>> START SOURCE MATERIAL
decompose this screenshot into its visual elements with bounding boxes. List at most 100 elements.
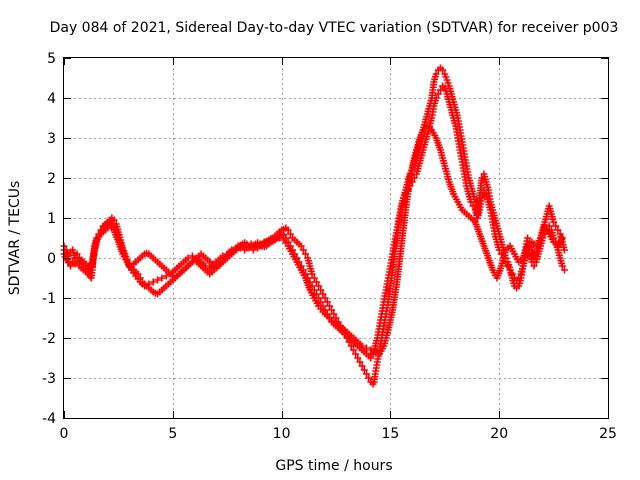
data-point: [258, 242, 266, 250]
x-tick-label: 10: [273, 426, 291, 442]
data-point: [249, 246, 257, 254]
data-point: [236, 244, 244, 252]
data-point: [323, 298, 331, 306]
data-point: [141, 282, 149, 290]
data-point: [302, 250, 310, 258]
data-point: [319, 290, 327, 298]
data-point: [362, 344, 370, 352]
data-point: [275, 234, 283, 242]
data-point: [262, 240, 270, 248]
data-point: [552, 222, 560, 230]
data-point: [560, 246, 568, 254]
data-point: [367, 354, 375, 362]
data-point: [67, 262, 75, 270]
data-point: [436, 86, 444, 94]
data-point: [219, 252, 227, 260]
y-tick-label: -1: [42, 291, 56, 307]
data-point: [432, 94, 440, 102]
data-point: [149, 278, 157, 286]
data-point: [145, 280, 153, 288]
x-tick-label: 15: [381, 426, 399, 442]
data-points: [60, 64, 568, 388]
x-tick-labels: 0 5 10 15 20 25: [60, 426, 617, 442]
data-point: [110, 216, 118, 224]
data-point: [317, 286, 325, 294]
data-point: [362, 370, 370, 378]
data-point: [480, 186, 488, 194]
data-point: [271, 236, 279, 244]
y-tick-label: 1: [47, 211, 56, 227]
data-point: [184, 254, 192, 262]
data-point: [328, 316, 336, 324]
data-point: [508, 270, 516, 278]
y-axis-label: SDTVAR / TECUs: [7, 181, 23, 296]
x-axis-label: GPS time / hours: [275, 458, 392, 474]
y-tick-label: 3: [47, 131, 56, 147]
data-point: [554, 226, 562, 234]
x-tick-label: 20: [490, 426, 508, 442]
y-tick-labels: -4 -3 -2 -1 0 1 2 3 4 5: [42, 51, 56, 427]
plot-frame: [63, 57, 609, 419]
data-point: [365, 374, 373, 382]
data-point: [530, 262, 538, 270]
data-point: [550, 218, 558, 226]
y-tick-label: -2: [42, 331, 56, 347]
x-tick-label: 5: [168, 426, 177, 442]
data-point: [73, 250, 81, 258]
data-point: [232, 245, 240, 253]
data-point: [439, 66, 447, 74]
data-point: [321, 294, 329, 302]
y-tick-label: 5: [47, 51, 56, 67]
data-point: [312, 290, 320, 298]
data-point: [358, 342, 366, 350]
data-point: [158, 274, 166, 282]
y-tick-label: -4: [42, 411, 56, 427]
axis-ticks: [64, 58, 609, 419]
y-tick-label: 2: [47, 171, 56, 187]
data-point: [308, 270, 316, 278]
y-tick-label: 4: [47, 91, 56, 107]
x-tick-label: 25: [599, 426, 617, 442]
data-point: [254, 244, 262, 252]
data-point: [330, 310, 338, 318]
data-point: [312, 278, 320, 286]
data-point: [310, 274, 318, 282]
data-point: [347, 342, 355, 350]
series-track-c: [60, 122, 566, 358]
data-point: [504, 262, 512, 270]
data-point: [399, 194, 407, 202]
data-point: [352, 350, 360, 358]
data-point: [434, 90, 442, 98]
data-point: [515, 274, 523, 282]
data-point: [558, 234, 566, 242]
data-point: [358, 362, 366, 370]
data-point: [297, 242, 305, 250]
data-point: [349, 346, 357, 354]
data-point: [356, 358, 364, 366]
data-point: [71, 260, 79, 268]
data-point: [560, 266, 568, 274]
data-point: [162, 272, 170, 280]
data-point: [469, 202, 477, 210]
data-point: [201, 262, 209, 270]
data-point: [325, 302, 333, 310]
data-point: [467, 198, 475, 206]
y-tick-label: -3: [42, 371, 56, 387]
data-point: [188, 252, 196, 260]
data-point: [299, 246, 307, 254]
data-point: [360, 366, 368, 374]
data-point: [558, 262, 566, 270]
data-point: [241, 246, 249, 254]
data-point: [315, 282, 323, 290]
data-point: [267, 238, 275, 246]
data-point: [317, 298, 325, 306]
data-point: [354, 354, 362, 362]
data-point: [506, 266, 514, 274]
data-point: [432, 70, 440, 78]
y-tick-label: 0: [47, 251, 56, 267]
data-point: [328, 306, 336, 314]
data-point: [64, 258, 72, 266]
chart-title: Day 084 of 2021, Sidereal Day-to-day VTE…: [50, 20, 619, 36]
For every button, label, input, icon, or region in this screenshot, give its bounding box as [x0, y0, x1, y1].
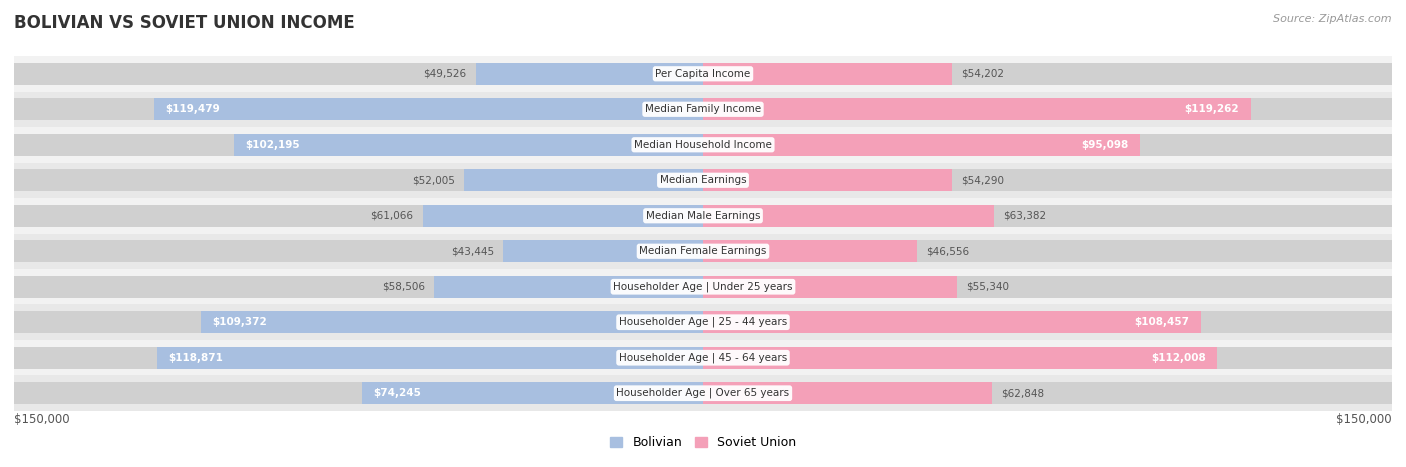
Bar — [14, 134, 703, 156]
Text: Median Male Earnings: Median Male Earnings — [645, 211, 761, 221]
Bar — [703, 98, 1251, 120]
Bar — [703, 240, 1392, 262]
Bar — [14, 269, 1392, 304]
Text: $150,000: $150,000 — [14, 413, 70, 426]
Bar — [14, 382, 703, 404]
Text: $58,506: $58,506 — [382, 282, 425, 292]
Bar — [703, 347, 1218, 369]
Text: Householder Age | 25 - 44 years: Householder Age | 25 - 44 years — [619, 317, 787, 327]
Text: Per Capita Income: Per Capita Income — [655, 69, 751, 79]
Bar — [703, 63, 1392, 85]
Text: $49,526: $49,526 — [423, 69, 467, 79]
Text: Median Family Income: Median Family Income — [645, 104, 761, 114]
Text: $109,372: $109,372 — [212, 317, 267, 327]
Text: $52,005: $52,005 — [412, 175, 456, 185]
Bar — [703, 347, 1392, 369]
Bar — [233, 134, 703, 156]
Text: $55,340: $55,340 — [966, 282, 1010, 292]
Bar — [475, 63, 703, 85]
Bar — [14, 340, 1392, 375]
Bar — [703, 205, 1392, 227]
Text: BOLIVIAN VS SOVIET UNION INCOME: BOLIVIAN VS SOVIET UNION INCOME — [14, 14, 354, 32]
Bar — [703, 311, 1392, 333]
Bar — [14, 163, 1392, 198]
Text: $43,445: $43,445 — [451, 246, 495, 256]
Text: Median Earnings: Median Earnings — [659, 175, 747, 185]
Text: $74,245: $74,245 — [374, 388, 422, 398]
Bar — [703, 134, 1392, 156]
Bar — [703, 63, 952, 85]
Text: $63,382: $63,382 — [1004, 211, 1046, 221]
Legend: Bolivian, Soviet Union: Bolivian, Soviet Union — [605, 432, 801, 454]
Bar — [14, 311, 703, 333]
Bar — [703, 169, 952, 191]
Text: $102,195: $102,195 — [245, 140, 299, 150]
Bar — [423, 205, 703, 227]
Bar — [703, 134, 1140, 156]
Text: $150,000: $150,000 — [1336, 413, 1392, 426]
Bar — [703, 169, 1392, 191]
Bar — [14, 98, 703, 120]
Bar — [14, 56, 1392, 92]
Bar — [14, 169, 703, 191]
Text: Householder Age | Over 65 years: Householder Age | Over 65 years — [616, 388, 790, 398]
Bar — [14, 375, 1392, 411]
Text: $118,871: $118,871 — [169, 353, 224, 363]
Bar — [703, 276, 957, 298]
Bar — [14, 234, 1392, 269]
Bar — [703, 382, 991, 404]
Bar — [703, 205, 994, 227]
Bar — [14, 63, 703, 85]
Text: Median Female Earnings: Median Female Earnings — [640, 246, 766, 256]
Bar — [155, 98, 703, 120]
Bar — [14, 276, 703, 298]
Text: $119,262: $119,262 — [1185, 104, 1239, 114]
Text: $119,479: $119,479 — [166, 104, 221, 114]
Text: $62,848: $62,848 — [1001, 388, 1045, 398]
Bar — [157, 347, 703, 369]
Bar — [14, 304, 1392, 340]
Text: $54,290: $54,290 — [962, 175, 1004, 185]
Bar — [201, 311, 703, 333]
Text: Householder Age | Under 25 years: Householder Age | Under 25 years — [613, 282, 793, 292]
Bar — [703, 382, 1392, 404]
Bar — [361, 382, 703, 404]
Text: $54,202: $54,202 — [962, 69, 1004, 79]
Bar — [14, 347, 703, 369]
Bar — [14, 198, 1392, 234]
Bar — [14, 127, 1392, 163]
Text: $61,066: $61,066 — [370, 211, 413, 221]
Text: Median Household Income: Median Household Income — [634, 140, 772, 150]
Text: Householder Age | 45 - 64 years: Householder Age | 45 - 64 years — [619, 353, 787, 363]
Bar — [434, 276, 703, 298]
Bar — [703, 311, 1201, 333]
Bar — [464, 169, 703, 191]
Bar — [703, 240, 917, 262]
Text: $46,556: $46,556 — [927, 246, 969, 256]
Bar — [14, 205, 703, 227]
Bar — [703, 98, 1392, 120]
Text: $95,098: $95,098 — [1081, 140, 1128, 150]
Bar — [703, 276, 1392, 298]
Text: Source: ZipAtlas.com: Source: ZipAtlas.com — [1274, 14, 1392, 24]
Bar — [14, 240, 703, 262]
Text: $108,457: $108,457 — [1135, 317, 1189, 327]
Text: $112,008: $112,008 — [1152, 353, 1206, 363]
Bar — [14, 92, 1392, 127]
Bar — [503, 240, 703, 262]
>> END SOURCE MATERIAL
Can you copy out word for word the lines starting with the one containing "data-point: [258, 242, 266, 250]" and going on through the one containing "data-point: [184, 254, 192, 262]"?

data-point: [258, 242, 266, 250]
x-tick-label: 10: [273, 426, 291, 442]
data-point: [249, 246, 257, 254]
data-point: [236, 244, 244, 252]
data-point: [323, 298, 331, 306]
data-point: [141, 282, 149, 290]
data-point: [302, 250, 310, 258]
data-point: [319, 290, 327, 298]
data-point: [362, 344, 370, 352]
data-point: [275, 234, 283, 242]
data-point: [262, 240, 270, 248]
data-point: [552, 222, 560, 230]
data-point: [560, 246, 568, 254]
data-point: [367, 354, 375, 362]
data-point: [67, 262, 75, 270]
data-point: [436, 86, 444, 94]
data-point: [219, 252, 227, 260]
y-tick-label: -1: [42, 291, 56, 307]
data-point: [432, 94, 440, 102]
data-point: [149, 278, 157, 286]
data-point: [145, 280, 153, 288]
x-tick-label: 15: [381, 426, 399, 442]
data-points: [60, 64, 568, 388]
x-tick-labels: 0 5 10 15 20 25: [60, 426, 617, 442]
data-point: [110, 216, 118, 224]
data-point: [317, 286, 325, 294]
data-point: [362, 370, 370, 378]
data-point: [480, 186, 488, 194]
data-point: [271, 236, 279, 244]
y-tick-label: 1: [47, 211, 56, 227]
data-point: [184, 254, 192, 262]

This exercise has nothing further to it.